**Instructions to follow**
Send back the records in full, character for character.

**Record extracts**
■ ■ ■ ■ ■

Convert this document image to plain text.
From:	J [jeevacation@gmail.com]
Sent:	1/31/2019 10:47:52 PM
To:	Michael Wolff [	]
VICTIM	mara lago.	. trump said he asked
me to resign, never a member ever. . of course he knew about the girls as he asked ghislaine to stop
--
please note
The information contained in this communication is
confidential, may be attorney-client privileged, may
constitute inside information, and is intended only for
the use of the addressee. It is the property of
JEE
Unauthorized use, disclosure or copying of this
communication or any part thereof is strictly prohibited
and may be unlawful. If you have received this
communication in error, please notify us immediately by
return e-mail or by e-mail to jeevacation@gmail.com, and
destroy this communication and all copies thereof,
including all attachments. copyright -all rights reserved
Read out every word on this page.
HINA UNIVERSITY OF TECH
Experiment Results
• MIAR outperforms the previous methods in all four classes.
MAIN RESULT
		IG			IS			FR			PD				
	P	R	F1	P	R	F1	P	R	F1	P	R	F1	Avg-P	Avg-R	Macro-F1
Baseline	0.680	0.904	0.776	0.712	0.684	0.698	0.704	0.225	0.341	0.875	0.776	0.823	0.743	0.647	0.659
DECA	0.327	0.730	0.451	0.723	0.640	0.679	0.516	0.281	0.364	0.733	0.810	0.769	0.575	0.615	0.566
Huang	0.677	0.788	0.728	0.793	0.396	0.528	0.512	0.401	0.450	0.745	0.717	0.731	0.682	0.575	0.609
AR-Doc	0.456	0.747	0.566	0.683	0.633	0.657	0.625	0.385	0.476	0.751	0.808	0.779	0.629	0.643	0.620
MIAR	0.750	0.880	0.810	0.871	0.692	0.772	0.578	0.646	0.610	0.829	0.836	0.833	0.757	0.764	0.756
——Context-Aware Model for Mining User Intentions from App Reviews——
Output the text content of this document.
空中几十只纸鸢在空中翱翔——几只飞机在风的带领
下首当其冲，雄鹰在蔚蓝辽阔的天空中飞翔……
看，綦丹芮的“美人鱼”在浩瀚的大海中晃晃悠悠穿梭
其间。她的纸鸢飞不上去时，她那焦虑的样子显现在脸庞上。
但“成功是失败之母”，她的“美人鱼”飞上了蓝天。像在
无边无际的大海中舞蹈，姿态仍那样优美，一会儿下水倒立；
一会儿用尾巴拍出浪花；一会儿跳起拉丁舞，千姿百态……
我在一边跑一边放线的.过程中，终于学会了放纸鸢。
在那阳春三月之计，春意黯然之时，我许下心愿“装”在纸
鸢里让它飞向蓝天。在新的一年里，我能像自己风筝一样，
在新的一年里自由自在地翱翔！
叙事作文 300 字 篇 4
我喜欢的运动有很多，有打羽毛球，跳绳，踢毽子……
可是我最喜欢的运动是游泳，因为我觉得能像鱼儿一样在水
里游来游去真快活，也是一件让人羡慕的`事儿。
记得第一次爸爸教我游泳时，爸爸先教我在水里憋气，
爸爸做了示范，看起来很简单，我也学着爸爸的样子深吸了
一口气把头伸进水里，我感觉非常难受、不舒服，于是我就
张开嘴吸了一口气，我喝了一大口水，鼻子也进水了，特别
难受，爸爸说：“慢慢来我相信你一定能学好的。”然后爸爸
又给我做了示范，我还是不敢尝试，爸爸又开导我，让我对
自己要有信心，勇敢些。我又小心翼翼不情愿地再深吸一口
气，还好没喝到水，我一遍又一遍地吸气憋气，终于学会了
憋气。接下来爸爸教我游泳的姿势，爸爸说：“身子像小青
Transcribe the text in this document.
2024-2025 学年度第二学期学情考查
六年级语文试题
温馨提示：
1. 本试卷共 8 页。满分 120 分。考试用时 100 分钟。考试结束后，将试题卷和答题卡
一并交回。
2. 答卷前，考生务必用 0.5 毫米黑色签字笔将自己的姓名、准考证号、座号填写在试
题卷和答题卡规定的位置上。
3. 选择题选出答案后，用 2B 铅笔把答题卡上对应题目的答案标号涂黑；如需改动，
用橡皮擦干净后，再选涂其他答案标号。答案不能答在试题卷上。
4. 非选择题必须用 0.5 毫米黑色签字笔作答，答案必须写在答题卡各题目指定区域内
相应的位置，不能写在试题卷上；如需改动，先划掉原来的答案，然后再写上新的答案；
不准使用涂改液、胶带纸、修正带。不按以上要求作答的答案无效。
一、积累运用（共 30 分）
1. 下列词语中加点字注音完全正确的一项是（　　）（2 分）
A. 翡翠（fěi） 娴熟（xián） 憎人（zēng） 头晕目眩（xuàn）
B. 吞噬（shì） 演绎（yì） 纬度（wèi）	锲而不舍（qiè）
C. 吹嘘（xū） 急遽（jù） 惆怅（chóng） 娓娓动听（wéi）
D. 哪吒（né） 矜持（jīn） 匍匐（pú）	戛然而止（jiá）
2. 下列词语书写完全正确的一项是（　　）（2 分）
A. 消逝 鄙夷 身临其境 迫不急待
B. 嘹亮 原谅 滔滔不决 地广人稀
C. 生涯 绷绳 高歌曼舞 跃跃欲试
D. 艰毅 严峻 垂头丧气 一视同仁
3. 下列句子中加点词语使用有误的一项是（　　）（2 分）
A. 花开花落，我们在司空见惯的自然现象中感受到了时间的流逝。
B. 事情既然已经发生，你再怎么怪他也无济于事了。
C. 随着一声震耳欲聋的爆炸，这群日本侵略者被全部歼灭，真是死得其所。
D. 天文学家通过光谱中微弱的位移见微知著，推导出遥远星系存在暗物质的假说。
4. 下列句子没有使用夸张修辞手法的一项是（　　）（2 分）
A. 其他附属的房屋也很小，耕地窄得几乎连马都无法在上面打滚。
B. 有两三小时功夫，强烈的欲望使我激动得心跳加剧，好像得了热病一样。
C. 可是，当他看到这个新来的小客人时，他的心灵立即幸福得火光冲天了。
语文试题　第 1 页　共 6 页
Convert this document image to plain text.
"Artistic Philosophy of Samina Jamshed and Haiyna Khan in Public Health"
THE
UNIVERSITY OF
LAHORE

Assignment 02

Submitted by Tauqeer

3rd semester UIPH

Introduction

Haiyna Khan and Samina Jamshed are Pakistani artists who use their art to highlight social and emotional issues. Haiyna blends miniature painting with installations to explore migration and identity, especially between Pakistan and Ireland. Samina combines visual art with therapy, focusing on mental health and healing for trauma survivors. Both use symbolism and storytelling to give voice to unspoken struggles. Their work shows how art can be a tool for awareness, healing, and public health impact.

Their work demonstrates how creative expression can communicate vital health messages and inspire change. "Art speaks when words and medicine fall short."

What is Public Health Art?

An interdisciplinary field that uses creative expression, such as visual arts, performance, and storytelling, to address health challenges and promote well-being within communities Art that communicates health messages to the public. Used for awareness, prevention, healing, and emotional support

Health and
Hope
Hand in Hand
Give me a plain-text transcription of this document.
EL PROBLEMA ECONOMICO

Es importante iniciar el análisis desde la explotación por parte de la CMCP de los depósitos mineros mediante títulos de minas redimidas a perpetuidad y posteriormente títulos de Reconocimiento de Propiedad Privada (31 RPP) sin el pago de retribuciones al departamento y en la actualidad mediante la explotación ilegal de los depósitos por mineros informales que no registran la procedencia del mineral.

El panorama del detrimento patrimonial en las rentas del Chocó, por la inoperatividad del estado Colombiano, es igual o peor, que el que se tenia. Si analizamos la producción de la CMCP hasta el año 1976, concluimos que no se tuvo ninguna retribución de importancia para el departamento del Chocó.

■ ■ ■ ■ ■

**Response to the exercise**
Convert this document image to plain text.
From:	J [jeevacation@gmail.com]
Sent:	1/31/2019 10:47:52 PM
To:	Michael Wolff [	]
VICTIM	mara lago.	. trump said he asked
me to resign, never a member ever. . of course he knew about the girls as he asked ghislaine to stop
--
please note
The information contained in this communication is
confidential, may be attorney-client privileged, may
constitute inside information, and is intended only for
the use of the addressee. It is the property of
JEE
Unauthorized use, disclosure or copying of this
communication or any part thereof is strictly prohibited
and may be unlawful. If you have received this
communication in error, please notify us immediately by
return e-mail or by e-mail to jeevacation@gmail.com, and
destroy this communication and all copies thereof,
including all attachments. copyright -all rights reserved
Read out every word on this page.
HINA UNIVERSITY OF TECH
Experiment Results
• MIAR outperforms the previous methods in all four classes.
MAIN RESULT
		IG			IS			FR			PD				
	P	R	F1	P	R	F1	P	R	F1	P	R	F1	Avg-P	Avg-R	Macro-F1
Baseline	0.680	0.904	0.776	0.712	0.684	0.698	0.704	0.225	0.341	0.875	0.776	0.823	0.743	0.647	0.659
DECA	0.327	0.730	0.451	0.723	0.640	0.679	0.516	0.281	0.364	0.733	0.810	0.769	0.575	0.615	0.566
Huang	0.677	0.788	0.728	0.793	0.396	0.528	0.512	0.401	0.450	0.745	0.717	0.731	0.682	0.575	0.609
AR-Doc	0.456	0.747	0.566	0.683	0.633	0.657	0.625	0.385	0.476	0.751	0.808	0.779	0.629	0.643	0.620
MIAR	0.750	0.880	0.810	0.871	0.692	0.772	0.578	0.646	0.610	0.829	0.836	0.833	0.757	0.764	0.756
——Context-Aware Model for Mining User Intentions from App Reviews——
Output the text content of this document.
空中几十只纸鸢在空中翱翔——几只飞机在风的带领
下首当其冲，雄鹰在蔚蓝辽阔的天空中飞翔……
看，綦丹芮的“美人鱼”在浩瀚的大海中晃晃悠悠穿梭
其间。她的纸鸢飞不上去时，她那焦虑的样子显现在脸庞上。
但“成功是失败之母”，她的“美人鱼”飞上了蓝天。像在
无边无际的大海中舞蹈，姿态仍那样优美，一会儿下水倒立；
一会儿用尾巴拍出浪花；一会儿跳起拉丁舞，千姿百态……
我在一边跑一边放线的.过程中，终于学会了放纸鸢。
在那阳春三月之计，春意黯然之时，我许下心愿“装”在纸
鸢里让它飞向蓝天。在新的一年里，我能像自己风筝一样，
在新的一年里自由自在地翱翔！
叙事作文 300 字 篇 4
我喜欢的运动有很多，有打羽毛球，跳绳，踢毽子……
可是我最喜欢的运动是游泳，因为我觉得能像鱼儿一样在水
里游来游去真快活，也是一件让人羡慕的`事儿。
记得第一次爸爸教我游泳时，爸爸先教我在水里憋气，
爸爸做了示范，看起来很简单，我也学着爸爸的样子深吸了
一口气把头伸进水里，我感觉非常难受、不舒服，于是我就
张开嘴吸了一口气，我喝了一大口水，鼻子也进水了，特别
难受，爸爸说：“慢慢来我相信你一定能学好的。”然后爸爸
又给我做了示范，我还是不敢尝试，爸爸又开导我，让我对
自己要有信心，勇敢些。我又小心翼翼不情愿地再深吸一口
气，还好没喝到水，我一遍又一遍地吸气憋气，终于学会了
憋气。接下来爸爸教我游泳的姿势，爸爸说：“身子像小青
Transcribe the text in this document.
2024-2025 学年度第二学期学情考查
六年级语文试题
温馨提示：
1. 本试卷共 8 页。满分 120 分。考试用时 100 分钟。考试结束后，将试题卷和答题卡
一并交回。
2. 答卷前，考生务必用 0.5 毫米黑色签字笔将自己的姓名、准考证号、座号填写在试
题卷和答题卡规定的位置上。
3. 选择题选出答案后，用 2B 铅笔把答题卡上对应题目的答案标号涂黑；如需改动，
用橡皮擦干净后，再选涂其他答案标号。答案不能答在试题卷上。
4. 非选择题必须用 0.5 毫米黑色签字笔作答，答案必须写在答题卡各题目指定区域内
相应的位置，不能写在试题卷上；如需改动，先划掉原来的答案，然后再写上新的答案；
不准使用涂改液、胶带纸、修正带。不按以上要求作答的答案无效。
一、积累运用（共 30 分）
1. 下列词语中加点字注音完全正确的一项是（　　）（2 分）
A. 翡翠（fěi） 娴熟（xián） 憎人（zēng） 头晕目眩（xuàn）
B. 吞噬（shì） 演绎（yì） 纬度（wèi）	锲而不舍（qiè）
C. 吹嘘（xū） 急遽（jù） 惆怅（chóng） 娓娓动听（wéi）
D. 哪吒（né） 矜持（jīn） 匍匐（pú）	戛然而止（jiá）
2. 下列词语书写完全正确的一项是（　　）（2 分）
A. 消逝 鄙夷 身临其境 迫不急待
B. 嘹亮 原谅 滔滔不决 地广人稀
C. 生涯 绷绳 高歌曼舞 跃跃欲试
D. 艰毅 严峻 垂头丧气 一视同仁
3. 下列句子中加点词语使用有误的一项是（　　）（2 分）
A. 花开花落，我们在司空见惯的自然现象中感受到了时间的流逝。
B. 事情既然已经发生，你再怎么怪他也无济于事了。
C. 随着一声震耳欲聋的爆炸，这群日本侵略者被全部歼灭，真是死得其所。
D. 天文学家通过光谱中微弱的位移见微知著，推导出遥远星系存在暗物质的假说。
4. 下列句子没有使用夸张修辞手法的一项是（　　）（2 分）
A. 其他附属的房屋也很小，耕地窄得几乎连马都无法在上面打滚。
B. 有两三小时功夫，强烈的欲望使我激动得心跳加剧，好像得了热病一样。
C. 可是，当他看到这个新来的小客人时，他的心灵立即幸福得火光冲天了。
语文试题　第 1 页　共 6 页
Convert this document image to plain text.
"Artistic Philosophy of Samina Jamshed and Haiyna Khan in Public Health"
THE
UNIVERSITY OF
LAHORE

Assignment 02

Submitted by Tauqeer

3rd semester UIPH

Introduction

Haiyna Khan and Samina Jamshed are Pakistani artists who use their art to highlight social and emotional issues. Haiyna blends miniature painting with installations to explore migration and identity, especially between Pakistan and Ireland. Samina combines visual art with therapy, focusing on mental health and healing for trauma survivors. Both use symbolism and storytelling to give voice to unspoken struggles. Their work shows how art can be a tool for awareness, healing, and public health impact.

Their work demonstrates how creative expression can communicate vital health messages and inspire change. "Art speaks when words and medicine fall short."

What is Public Health Art?

An interdisciplinary field that uses creative expression, such as visual arts, performance, and storytelling, to address health challenges and promote well-being within communities Art that communicates health messages to the public. Used for awareness, prevention, healing, and emotional support

Health and
Hope
Hand in Hand
Give me a plain-text transcription of this document.
EL PROBLEMA ECONOMICO

Es importante iniciar el análisis desde la explotación por parte de la CMCP de los depósitos mineros mediante títulos de minas redimidas a perpetuidad y posteriormente títulos de Reconocimiento de Propiedad Privada (31 RPP) sin el pago de retribuciones al departamento y en la actualidad mediante la explotación ilegal de los depósitos por mineros informales que no registran la procedencia del mineral.

El panorama del detrimento patrimonial en las rentas del Chocó, por la inoperatividad del estado Colombiano, es igual o peor, que el que se tenia. Si analizamos la producción de la CMCP hasta el año 1976, concluimos que no se tuvo ninguna retribución de importancia para el departamento del Chocó.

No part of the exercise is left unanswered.